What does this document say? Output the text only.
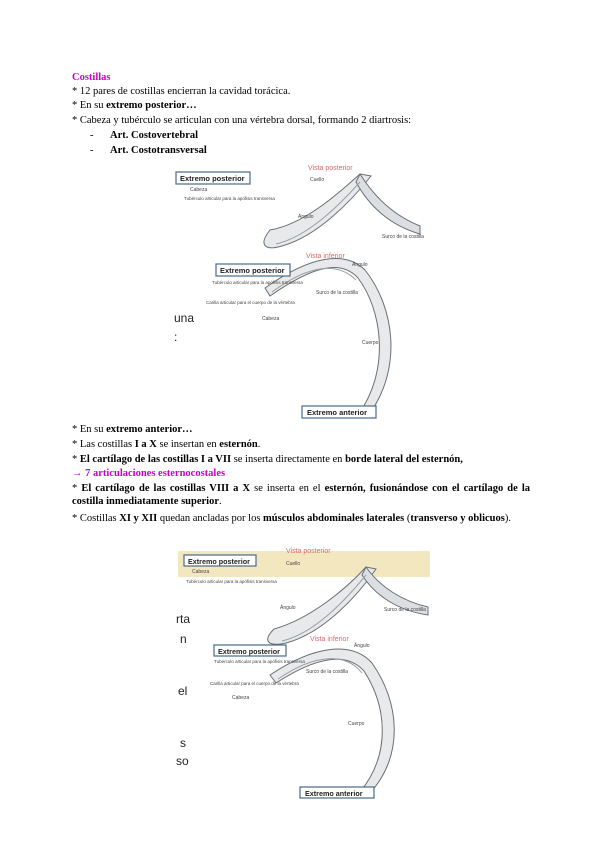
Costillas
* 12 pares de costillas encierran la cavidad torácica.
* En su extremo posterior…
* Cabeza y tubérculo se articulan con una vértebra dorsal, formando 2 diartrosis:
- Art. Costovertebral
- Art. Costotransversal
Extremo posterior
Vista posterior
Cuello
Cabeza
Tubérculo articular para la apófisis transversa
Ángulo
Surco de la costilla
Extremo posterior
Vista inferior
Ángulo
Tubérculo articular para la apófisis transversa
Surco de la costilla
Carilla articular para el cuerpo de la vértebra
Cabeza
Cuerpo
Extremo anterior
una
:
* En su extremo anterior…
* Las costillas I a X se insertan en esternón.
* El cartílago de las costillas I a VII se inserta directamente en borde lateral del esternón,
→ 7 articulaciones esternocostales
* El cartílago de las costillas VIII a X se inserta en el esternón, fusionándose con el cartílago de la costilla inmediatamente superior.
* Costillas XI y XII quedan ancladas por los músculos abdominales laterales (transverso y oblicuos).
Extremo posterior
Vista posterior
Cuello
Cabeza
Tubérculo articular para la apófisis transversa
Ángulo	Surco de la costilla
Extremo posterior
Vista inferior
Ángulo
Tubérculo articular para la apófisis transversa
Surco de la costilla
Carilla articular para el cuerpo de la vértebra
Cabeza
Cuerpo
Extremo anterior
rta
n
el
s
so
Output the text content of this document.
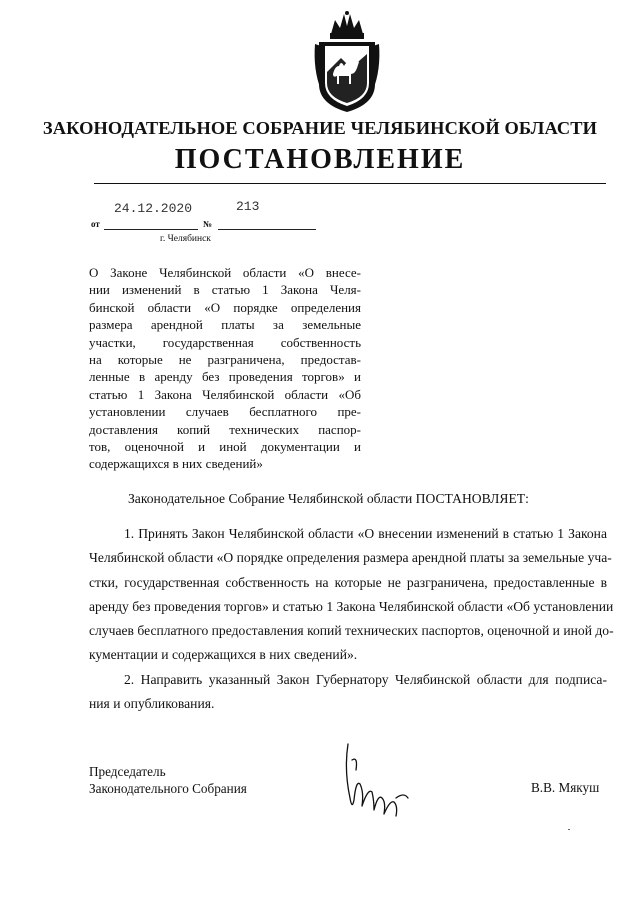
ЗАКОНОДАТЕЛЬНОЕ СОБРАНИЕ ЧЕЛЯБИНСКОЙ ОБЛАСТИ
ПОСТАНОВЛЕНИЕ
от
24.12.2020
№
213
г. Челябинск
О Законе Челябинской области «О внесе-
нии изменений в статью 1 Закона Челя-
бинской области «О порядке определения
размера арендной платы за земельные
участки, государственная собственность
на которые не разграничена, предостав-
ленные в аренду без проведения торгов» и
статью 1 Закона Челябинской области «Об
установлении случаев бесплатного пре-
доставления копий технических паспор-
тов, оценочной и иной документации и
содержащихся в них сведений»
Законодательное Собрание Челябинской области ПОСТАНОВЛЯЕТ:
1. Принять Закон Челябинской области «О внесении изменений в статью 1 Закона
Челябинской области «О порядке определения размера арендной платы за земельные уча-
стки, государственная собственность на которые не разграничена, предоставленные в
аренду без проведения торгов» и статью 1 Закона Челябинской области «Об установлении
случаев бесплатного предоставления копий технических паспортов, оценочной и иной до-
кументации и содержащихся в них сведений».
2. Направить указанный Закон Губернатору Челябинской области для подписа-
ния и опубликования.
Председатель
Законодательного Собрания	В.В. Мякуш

==

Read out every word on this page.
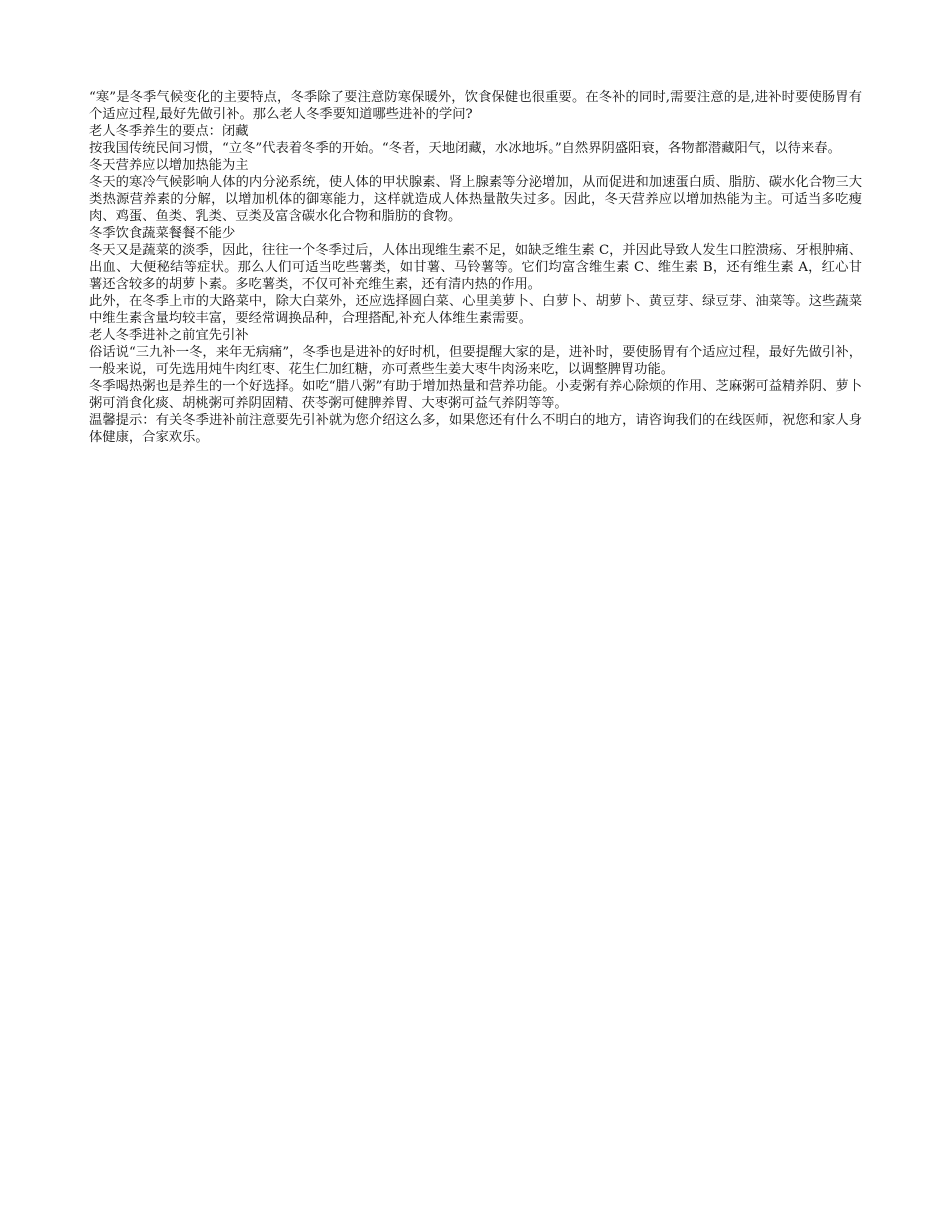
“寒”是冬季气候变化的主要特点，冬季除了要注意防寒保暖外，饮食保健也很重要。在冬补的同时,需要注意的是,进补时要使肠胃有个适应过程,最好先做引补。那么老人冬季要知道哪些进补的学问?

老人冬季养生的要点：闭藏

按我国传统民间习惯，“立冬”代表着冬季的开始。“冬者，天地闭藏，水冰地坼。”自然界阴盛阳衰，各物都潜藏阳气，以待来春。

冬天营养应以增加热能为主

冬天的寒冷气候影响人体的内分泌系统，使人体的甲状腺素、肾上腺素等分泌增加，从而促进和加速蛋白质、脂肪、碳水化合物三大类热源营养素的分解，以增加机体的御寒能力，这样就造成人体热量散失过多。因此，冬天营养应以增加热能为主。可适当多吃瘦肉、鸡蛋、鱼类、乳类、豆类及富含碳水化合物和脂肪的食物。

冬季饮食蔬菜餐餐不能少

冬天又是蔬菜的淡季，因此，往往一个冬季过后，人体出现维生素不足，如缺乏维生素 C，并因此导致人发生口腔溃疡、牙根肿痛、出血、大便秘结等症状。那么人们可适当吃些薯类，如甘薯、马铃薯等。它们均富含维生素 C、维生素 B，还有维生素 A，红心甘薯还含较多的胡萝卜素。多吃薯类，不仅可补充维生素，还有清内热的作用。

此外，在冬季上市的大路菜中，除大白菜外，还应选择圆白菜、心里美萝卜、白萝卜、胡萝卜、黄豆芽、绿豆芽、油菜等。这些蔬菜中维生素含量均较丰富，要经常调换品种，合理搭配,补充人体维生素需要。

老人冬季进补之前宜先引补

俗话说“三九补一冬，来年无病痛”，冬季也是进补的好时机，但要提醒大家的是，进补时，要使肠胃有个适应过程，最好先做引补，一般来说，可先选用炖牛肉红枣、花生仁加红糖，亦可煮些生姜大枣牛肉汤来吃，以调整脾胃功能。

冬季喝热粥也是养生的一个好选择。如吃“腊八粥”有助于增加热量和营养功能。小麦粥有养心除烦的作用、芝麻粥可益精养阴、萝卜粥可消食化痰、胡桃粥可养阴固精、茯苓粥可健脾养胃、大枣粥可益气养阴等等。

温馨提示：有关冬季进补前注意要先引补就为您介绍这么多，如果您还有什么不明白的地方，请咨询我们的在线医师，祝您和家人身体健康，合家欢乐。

---

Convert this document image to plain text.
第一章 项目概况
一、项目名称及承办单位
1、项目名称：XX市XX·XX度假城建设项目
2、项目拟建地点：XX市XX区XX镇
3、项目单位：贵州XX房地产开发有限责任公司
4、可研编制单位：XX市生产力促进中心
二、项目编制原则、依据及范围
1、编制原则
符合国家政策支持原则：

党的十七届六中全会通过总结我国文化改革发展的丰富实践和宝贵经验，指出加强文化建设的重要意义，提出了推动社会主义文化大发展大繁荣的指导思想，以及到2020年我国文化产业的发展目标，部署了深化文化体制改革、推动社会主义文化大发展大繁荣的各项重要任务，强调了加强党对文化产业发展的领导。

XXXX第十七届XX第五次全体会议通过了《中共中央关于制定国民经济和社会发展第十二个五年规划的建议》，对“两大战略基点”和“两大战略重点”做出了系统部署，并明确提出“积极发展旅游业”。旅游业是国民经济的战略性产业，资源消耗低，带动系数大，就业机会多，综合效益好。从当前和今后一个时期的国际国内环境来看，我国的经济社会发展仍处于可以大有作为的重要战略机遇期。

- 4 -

What is required
Pick out all lines containing the string "платы".

Exercise answer
размера арендной платы за земельные
Челябинской области «О порядке определения размера арендной платы за земельные уча-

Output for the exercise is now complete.